*What you will do:* Would you pull out every line of the material that contains the string "Juan"?

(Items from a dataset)
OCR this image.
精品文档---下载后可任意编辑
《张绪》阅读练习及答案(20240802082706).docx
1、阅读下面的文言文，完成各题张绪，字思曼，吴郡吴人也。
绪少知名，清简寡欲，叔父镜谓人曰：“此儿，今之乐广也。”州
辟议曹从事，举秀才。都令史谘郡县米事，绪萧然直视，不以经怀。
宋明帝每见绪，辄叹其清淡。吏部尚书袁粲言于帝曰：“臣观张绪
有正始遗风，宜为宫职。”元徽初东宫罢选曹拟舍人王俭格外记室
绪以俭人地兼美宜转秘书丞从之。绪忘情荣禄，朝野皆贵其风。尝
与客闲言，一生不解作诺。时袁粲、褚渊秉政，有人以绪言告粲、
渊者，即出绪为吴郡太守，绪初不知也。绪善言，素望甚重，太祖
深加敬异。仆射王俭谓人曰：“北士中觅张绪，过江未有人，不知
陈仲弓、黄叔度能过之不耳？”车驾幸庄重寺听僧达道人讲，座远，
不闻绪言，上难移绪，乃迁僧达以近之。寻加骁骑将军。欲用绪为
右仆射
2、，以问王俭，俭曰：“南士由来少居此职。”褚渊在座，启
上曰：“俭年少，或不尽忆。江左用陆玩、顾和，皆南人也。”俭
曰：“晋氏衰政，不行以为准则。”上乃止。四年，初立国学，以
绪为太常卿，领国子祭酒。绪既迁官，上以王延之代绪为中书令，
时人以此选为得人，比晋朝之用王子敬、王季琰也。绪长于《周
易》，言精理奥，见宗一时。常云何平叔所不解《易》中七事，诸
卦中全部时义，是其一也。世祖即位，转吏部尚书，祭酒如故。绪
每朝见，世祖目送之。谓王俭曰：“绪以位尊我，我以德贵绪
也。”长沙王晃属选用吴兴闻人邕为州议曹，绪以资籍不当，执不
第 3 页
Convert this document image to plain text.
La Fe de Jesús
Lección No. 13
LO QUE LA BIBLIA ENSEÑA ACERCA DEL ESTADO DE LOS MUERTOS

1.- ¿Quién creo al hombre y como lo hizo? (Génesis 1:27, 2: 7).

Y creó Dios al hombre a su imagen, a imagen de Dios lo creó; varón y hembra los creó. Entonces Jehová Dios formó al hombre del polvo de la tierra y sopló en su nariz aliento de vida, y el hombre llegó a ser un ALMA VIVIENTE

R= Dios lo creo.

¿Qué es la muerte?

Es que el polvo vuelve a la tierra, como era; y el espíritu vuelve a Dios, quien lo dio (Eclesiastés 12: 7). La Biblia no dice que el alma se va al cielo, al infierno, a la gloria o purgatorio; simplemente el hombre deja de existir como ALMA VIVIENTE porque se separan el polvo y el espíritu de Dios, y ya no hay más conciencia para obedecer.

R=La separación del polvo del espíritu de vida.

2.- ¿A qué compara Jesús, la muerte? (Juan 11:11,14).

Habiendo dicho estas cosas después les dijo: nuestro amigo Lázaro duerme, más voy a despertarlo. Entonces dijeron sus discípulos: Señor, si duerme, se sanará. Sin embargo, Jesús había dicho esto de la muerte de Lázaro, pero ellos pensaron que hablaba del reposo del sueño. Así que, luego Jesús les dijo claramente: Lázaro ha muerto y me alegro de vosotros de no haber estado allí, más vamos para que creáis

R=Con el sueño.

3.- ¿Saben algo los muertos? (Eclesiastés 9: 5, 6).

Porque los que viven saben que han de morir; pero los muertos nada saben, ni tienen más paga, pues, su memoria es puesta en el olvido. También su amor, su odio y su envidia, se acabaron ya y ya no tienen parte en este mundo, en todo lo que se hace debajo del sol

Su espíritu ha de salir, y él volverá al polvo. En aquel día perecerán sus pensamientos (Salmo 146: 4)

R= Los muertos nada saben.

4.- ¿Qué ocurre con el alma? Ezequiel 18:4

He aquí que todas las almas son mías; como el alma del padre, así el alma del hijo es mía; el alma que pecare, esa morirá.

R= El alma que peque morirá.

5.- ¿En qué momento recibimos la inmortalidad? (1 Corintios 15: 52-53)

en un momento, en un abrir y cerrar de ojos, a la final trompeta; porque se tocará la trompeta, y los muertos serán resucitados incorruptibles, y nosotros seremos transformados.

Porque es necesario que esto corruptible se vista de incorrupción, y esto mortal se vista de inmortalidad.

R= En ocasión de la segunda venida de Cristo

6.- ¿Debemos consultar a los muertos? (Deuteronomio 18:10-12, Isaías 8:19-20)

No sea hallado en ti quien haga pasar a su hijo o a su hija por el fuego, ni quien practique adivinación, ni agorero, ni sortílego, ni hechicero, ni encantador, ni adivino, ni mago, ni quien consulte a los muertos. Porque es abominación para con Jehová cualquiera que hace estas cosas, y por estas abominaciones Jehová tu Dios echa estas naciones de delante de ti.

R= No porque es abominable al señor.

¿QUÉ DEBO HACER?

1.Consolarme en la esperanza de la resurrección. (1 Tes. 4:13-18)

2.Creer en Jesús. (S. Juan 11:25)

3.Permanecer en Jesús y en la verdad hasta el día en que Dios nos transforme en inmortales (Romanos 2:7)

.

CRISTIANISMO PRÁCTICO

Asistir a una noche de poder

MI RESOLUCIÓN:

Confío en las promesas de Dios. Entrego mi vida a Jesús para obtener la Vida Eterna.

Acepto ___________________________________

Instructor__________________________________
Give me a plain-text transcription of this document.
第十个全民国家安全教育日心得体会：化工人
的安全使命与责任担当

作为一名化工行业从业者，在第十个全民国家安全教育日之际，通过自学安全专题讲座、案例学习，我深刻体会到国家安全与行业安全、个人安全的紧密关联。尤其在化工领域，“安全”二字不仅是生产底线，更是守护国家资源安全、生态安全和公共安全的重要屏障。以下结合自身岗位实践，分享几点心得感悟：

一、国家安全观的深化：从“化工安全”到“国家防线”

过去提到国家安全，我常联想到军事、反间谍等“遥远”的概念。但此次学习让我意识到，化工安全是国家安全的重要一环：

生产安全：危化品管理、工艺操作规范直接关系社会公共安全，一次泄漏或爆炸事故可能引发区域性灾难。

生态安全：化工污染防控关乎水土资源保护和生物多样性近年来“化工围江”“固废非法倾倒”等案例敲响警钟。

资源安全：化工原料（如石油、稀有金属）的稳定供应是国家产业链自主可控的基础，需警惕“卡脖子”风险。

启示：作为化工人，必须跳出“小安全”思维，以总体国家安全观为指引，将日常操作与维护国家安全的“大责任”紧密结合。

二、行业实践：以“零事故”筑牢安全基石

*Finished task:*
2.- ¿A qué compara Jesús, la muerte? (Juan 11:11,14).
2.Creer en Jesús. (S. Juan 11:25)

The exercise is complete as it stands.